Box coordinate listings:
►

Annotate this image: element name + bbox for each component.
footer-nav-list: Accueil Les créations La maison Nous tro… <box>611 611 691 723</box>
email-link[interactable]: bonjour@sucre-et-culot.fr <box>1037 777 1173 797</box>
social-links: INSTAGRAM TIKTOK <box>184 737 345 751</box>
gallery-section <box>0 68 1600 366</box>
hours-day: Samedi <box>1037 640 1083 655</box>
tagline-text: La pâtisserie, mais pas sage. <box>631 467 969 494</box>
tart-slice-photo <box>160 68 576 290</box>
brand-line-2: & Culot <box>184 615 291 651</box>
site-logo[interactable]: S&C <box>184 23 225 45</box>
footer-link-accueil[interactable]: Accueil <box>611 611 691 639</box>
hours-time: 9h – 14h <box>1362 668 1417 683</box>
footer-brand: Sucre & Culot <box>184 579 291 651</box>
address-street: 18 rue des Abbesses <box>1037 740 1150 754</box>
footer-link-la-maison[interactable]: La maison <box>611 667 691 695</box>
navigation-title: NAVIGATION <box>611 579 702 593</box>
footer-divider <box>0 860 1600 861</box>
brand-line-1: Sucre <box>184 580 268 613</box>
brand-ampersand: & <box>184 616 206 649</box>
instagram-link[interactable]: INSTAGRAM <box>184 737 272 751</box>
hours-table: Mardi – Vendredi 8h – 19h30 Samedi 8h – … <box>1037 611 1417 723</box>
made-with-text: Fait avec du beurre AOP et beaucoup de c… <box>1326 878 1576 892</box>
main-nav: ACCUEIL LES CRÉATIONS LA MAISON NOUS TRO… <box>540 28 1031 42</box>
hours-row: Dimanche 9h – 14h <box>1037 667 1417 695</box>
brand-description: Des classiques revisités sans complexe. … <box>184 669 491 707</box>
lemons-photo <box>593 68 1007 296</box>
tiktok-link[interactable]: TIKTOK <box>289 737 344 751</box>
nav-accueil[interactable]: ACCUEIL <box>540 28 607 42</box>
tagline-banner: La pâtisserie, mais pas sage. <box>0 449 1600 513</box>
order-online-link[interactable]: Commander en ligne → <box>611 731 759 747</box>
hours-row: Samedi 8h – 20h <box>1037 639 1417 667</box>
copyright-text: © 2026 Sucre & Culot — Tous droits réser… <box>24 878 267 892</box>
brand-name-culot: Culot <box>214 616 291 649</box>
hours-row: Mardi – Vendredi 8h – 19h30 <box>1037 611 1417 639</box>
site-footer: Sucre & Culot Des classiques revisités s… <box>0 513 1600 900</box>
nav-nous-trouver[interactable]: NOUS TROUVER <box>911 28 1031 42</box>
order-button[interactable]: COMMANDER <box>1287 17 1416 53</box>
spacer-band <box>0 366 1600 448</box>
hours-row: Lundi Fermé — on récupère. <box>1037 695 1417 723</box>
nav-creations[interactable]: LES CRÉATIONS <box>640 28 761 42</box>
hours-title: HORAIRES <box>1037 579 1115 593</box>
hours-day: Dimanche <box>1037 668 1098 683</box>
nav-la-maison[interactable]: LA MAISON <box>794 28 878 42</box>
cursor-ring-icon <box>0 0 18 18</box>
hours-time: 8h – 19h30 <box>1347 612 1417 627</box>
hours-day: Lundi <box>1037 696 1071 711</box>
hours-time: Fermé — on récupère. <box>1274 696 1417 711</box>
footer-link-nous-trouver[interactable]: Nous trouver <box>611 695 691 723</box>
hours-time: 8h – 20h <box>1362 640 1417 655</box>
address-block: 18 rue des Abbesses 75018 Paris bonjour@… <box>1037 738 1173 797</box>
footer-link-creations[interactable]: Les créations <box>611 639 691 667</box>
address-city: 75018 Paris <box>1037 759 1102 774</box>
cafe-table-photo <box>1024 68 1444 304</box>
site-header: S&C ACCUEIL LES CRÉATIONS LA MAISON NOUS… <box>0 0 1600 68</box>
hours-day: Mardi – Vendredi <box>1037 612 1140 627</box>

◄

Short task: Copy the listing above line for line, with no changes.

Output:
Annotate this image: element name + bbox for each component.
footer-nav-list: Accueil Les créations La maison Nous tro… <box>611 611 691 723</box>
email-link[interactable]: bonjour@sucre-et-culot.fr <box>1037 777 1173 797</box>
social-links: INSTAGRAM TIKTOK <box>184 737 345 751</box>
gallery-section <box>0 68 1600 366</box>
hours-day: Samedi <box>1037 640 1083 655</box>
tagline-text: La pâtisserie, mais pas sage. <box>631 467 969 494</box>
tart-slice-photo <box>160 68 576 290</box>
brand-line-2: & Culot <box>184 615 291 651</box>
site-logo[interactable]: S&C <box>184 23 225 45</box>
footer-link-accueil[interactable]: Accueil <box>611 611 691 639</box>
hours-time: 9h – 14h <box>1362 668 1417 683</box>
footer-brand: Sucre & Culot <box>184 579 291 651</box>
address-street: 18 rue des Abbesses <box>1037 740 1150 754</box>
footer-link-la-maison[interactable]: La maison <box>611 667 691 695</box>
navigation-title: NAVIGATION <box>611 579 702 593</box>
footer-divider <box>0 860 1600 861</box>
brand-line-1: Sucre <box>184 580 268 613</box>
brand-ampersand: & <box>184 616 206 649</box>
instagram-link[interactable]: INSTAGRAM <box>184 737 272 751</box>
hours-table: Mardi – Vendredi 8h – 19h30 Samedi 8h – … <box>1037 611 1417 723</box>
made-with-text: Fait avec du beurre AOP et beaucoup de c… <box>1326 878 1576 892</box>
main-nav: ACCUEIL LES CRÉATIONS LA MAISON NOUS TRO… <box>540 28 1031 42</box>
hours-row: Dimanche 9h – 14h <box>1037 667 1417 695</box>
brand-description: Des classiques revisités sans complexe. … <box>184 669 491 707</box>
lemons-photo <box>593 68 1007 296</box>
tiktok-link[interactable]: TIKTOK <box>289 737 344 751</box>
nav-accueil[interactable]: ACCUEIL <box>540 28 607 42</box>
tagline-banner: La pâtisserie, mais pas sage. <box>0 449 1600 513</box>
order-online-link[interactable]: Commander en ligne → <box>611 731 759 747</box>
hours-row: Samedi 8h – 20h <box>1037 639 1417 667</box>
copyright-text: © 2026 Sucre & Culot — Tous droits réser… <box>24 878 267 892</box>
brand-name-culot: Culot <box>214 616 291 649</box>
hours-row: Mardi – Vendredi 8h – 19h30 <box>1037 611 1417 639</box>
site-footer: Sucre & Culot Des classiques revisités s… <box>0 513 1600 900</box>
nav-nous-trouver[interactable]: NOUS TROUVER <box>911 28 1031 42</box>
order-button[interactable]: COMMANDER <box>1287 17 1416 53</box>
spacer-band <box>0 366 1600 448</box>
hours-row: Lundi Fermé — on récupère. <box>1037 695 1417 723</box>
nav-creations[interactable]: LES CRÉATIONS <box>640 28 761 42</box>
hours-title: HORAIRES <box>1037 579 1115 593</box>
hours-day: Dimanche <box>1037 668 1098 683</box>
nav-la-maison[interactable]: LA MAISON <box>794 28 878 42</box>
cursor-ring-icon <box>0 0 18 18</box>
hours-time: 8h – 19h30 <box>1347 612 1417 627</box>
hours-day: Lundi <box>1037 696 1071 711</box>
hours-time: Fermé — on récupère. <box>1274 696 1417 711</box>
footer-link-nous-trouver[interactable]: Nous trouver <box>611 695 691 723</box>
hours-time: 8h – 20h <box>1362 640 1417 655</box>
address-block: 18 rue des Abbesses 75018 Paris bonjour@… <box>1037 738 1173 797</box>
footer-link-creations[interactable]: Les créations <box>611 639 691 667</box>
address-city: 75018 Paris <box>1037 759 1102 774</box>
cafe-table-photo <box>1024 68 1444 304</box>
site-header: S&C ACCUEIL LES CRÉATIONS LA MAISON NOUS… <box>0 0 1600 68</box>
hours-day: Mardi – Vendredi <box>1037 612 1140 627</box>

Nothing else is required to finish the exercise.